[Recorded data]
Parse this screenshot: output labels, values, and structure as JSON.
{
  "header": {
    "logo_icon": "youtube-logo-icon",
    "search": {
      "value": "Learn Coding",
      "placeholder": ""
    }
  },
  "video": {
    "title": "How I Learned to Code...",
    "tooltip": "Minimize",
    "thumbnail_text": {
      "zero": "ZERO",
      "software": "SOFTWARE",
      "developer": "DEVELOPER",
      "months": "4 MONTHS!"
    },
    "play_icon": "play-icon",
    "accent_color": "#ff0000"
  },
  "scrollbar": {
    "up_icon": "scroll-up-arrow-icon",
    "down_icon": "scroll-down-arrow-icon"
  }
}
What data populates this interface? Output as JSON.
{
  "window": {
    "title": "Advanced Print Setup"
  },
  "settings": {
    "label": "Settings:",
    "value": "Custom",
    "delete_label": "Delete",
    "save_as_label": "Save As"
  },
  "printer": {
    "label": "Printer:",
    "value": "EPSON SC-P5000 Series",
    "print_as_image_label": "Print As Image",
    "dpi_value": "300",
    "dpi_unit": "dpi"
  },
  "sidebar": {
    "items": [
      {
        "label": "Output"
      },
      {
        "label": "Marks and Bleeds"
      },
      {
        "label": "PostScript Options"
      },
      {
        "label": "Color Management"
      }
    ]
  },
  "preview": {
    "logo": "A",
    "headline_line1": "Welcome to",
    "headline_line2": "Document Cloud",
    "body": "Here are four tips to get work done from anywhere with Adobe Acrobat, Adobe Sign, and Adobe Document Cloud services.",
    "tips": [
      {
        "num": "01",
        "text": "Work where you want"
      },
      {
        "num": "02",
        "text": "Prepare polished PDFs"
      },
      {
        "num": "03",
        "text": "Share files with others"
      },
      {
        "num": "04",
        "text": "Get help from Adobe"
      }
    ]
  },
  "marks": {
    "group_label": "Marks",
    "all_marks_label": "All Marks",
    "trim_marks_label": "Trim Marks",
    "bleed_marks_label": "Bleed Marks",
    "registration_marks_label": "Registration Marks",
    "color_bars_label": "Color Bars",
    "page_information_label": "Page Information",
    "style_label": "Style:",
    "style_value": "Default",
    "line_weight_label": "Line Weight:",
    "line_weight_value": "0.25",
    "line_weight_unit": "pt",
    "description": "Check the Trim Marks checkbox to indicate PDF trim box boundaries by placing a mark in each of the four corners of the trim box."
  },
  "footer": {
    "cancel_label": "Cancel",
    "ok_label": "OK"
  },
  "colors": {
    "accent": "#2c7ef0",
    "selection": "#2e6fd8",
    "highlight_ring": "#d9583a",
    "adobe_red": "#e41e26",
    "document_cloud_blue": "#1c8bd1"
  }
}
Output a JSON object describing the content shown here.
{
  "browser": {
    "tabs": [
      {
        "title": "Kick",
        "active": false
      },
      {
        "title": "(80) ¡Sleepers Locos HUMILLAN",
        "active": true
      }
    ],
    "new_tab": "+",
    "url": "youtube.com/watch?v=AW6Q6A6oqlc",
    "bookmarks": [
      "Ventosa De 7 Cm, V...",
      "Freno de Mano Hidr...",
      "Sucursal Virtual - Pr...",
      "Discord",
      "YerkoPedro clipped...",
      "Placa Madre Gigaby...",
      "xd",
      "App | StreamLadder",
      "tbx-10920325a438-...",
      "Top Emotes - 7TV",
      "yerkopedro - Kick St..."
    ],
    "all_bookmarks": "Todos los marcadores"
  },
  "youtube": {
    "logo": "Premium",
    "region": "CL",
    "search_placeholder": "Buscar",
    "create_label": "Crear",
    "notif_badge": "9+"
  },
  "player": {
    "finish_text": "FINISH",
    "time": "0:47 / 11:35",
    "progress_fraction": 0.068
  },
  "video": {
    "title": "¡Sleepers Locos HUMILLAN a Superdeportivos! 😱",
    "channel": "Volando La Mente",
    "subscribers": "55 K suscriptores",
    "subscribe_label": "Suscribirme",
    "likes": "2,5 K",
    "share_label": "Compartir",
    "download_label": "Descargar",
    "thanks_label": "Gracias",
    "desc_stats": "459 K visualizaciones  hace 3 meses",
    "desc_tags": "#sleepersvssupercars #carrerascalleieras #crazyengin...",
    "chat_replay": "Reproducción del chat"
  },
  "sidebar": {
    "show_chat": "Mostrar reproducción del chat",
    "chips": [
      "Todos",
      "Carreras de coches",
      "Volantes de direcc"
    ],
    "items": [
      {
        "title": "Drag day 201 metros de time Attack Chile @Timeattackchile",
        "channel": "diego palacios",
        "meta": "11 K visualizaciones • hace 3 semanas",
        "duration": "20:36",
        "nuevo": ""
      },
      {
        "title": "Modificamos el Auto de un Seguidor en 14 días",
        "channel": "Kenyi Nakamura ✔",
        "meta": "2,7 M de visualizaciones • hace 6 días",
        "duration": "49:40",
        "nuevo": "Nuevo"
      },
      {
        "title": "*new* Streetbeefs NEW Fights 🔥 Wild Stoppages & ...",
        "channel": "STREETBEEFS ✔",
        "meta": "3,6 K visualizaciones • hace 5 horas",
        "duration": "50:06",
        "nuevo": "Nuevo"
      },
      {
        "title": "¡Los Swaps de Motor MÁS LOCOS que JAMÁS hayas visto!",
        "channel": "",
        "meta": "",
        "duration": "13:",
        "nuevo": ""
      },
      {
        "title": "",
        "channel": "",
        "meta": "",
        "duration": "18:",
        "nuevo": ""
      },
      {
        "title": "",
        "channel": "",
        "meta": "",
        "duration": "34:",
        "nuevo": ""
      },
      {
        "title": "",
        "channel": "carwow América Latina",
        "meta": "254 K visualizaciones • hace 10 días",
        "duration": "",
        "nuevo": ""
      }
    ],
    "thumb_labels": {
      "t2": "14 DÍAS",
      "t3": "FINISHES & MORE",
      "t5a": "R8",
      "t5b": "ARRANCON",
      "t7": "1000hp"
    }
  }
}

## [Short exercise]
Go through the entries above and pull out each line with "hace" in it.

## [Response]
    "desc_stats": "459 K visualizaciones  hace 3 meses",
        "meta": "11 K visualizaciones • hace 3 semanas",
        "meta": "2,7 M de visualizaciones • hace 6 días",
        "meta": "3,6 K visualizaciones • hace 5 horas",
        "meta": "254 K visualizaciones • hace 10 días",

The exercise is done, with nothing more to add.